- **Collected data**
begin

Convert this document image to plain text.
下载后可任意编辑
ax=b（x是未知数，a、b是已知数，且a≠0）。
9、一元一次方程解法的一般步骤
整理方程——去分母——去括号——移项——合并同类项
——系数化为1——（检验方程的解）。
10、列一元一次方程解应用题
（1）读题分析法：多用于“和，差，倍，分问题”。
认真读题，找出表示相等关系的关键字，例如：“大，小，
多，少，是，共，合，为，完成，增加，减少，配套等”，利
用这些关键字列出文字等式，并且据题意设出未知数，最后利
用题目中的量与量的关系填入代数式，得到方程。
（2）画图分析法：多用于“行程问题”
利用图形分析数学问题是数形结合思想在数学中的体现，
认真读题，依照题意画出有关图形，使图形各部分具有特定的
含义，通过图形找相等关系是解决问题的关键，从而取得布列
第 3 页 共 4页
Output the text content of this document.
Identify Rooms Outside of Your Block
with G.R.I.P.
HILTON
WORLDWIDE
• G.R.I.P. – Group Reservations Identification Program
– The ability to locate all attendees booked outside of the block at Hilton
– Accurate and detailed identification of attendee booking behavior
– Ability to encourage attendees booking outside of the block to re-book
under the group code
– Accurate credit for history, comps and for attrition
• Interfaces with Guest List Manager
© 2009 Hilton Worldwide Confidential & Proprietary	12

end

- **Challenge**
Each entry above needs to be retyped exactly.

- **Task result**
Convert this document image to plain text.
下载后可任意编辑
ax=b（x是未知数，a、b是已知数，且a≠0）。
9、一元一次方程解法的一般步骤
整理方程——去分母——去括号——移项——合并同类项
——系数化为1——（检验方程的解）。
10、列一元一次方程解应用题
（1）读题分析法：多用于“和，差，倍，分问题”。
认真读题，找出表示相等关系的关键字，例如：“大，小，
多，少，是，共，合，为，完成，增加，减少，配套等”，利
用这些关键字列出文字等式，并且据题意设出未知数，最后利
用题目中的量与量的关系填入代数式，得到方程。
（2）画图分析法：多用于“行程问题”
利用图形分析数学问题是数形结合思想在数学中的体现，
认真读题，依照题意画出有关图形，使图形各部分具有特定的
含义，通过图形找相等关系是解决问题的关键，从而取得布列
第 3 页 共 4页
Output the text content of this document.
Identify Rooms Outside of Your Block
with G.R.I.P.
HILTON
WORLDWIDE
• G.R.I.P. – Group Reservations Identification Program
– The ability to locate all attendees booked outside of the block at Hilton
– Accurate and detailed identification of attendee booking behavior
– Ability to encourage attendees booking outside of the block to re-book
under the group code
– Accurate credit for history, comps and for attrition
• Interfaces with Guest List Manager
© 2009 Hilton Worldwide Confidential & Proprietary	12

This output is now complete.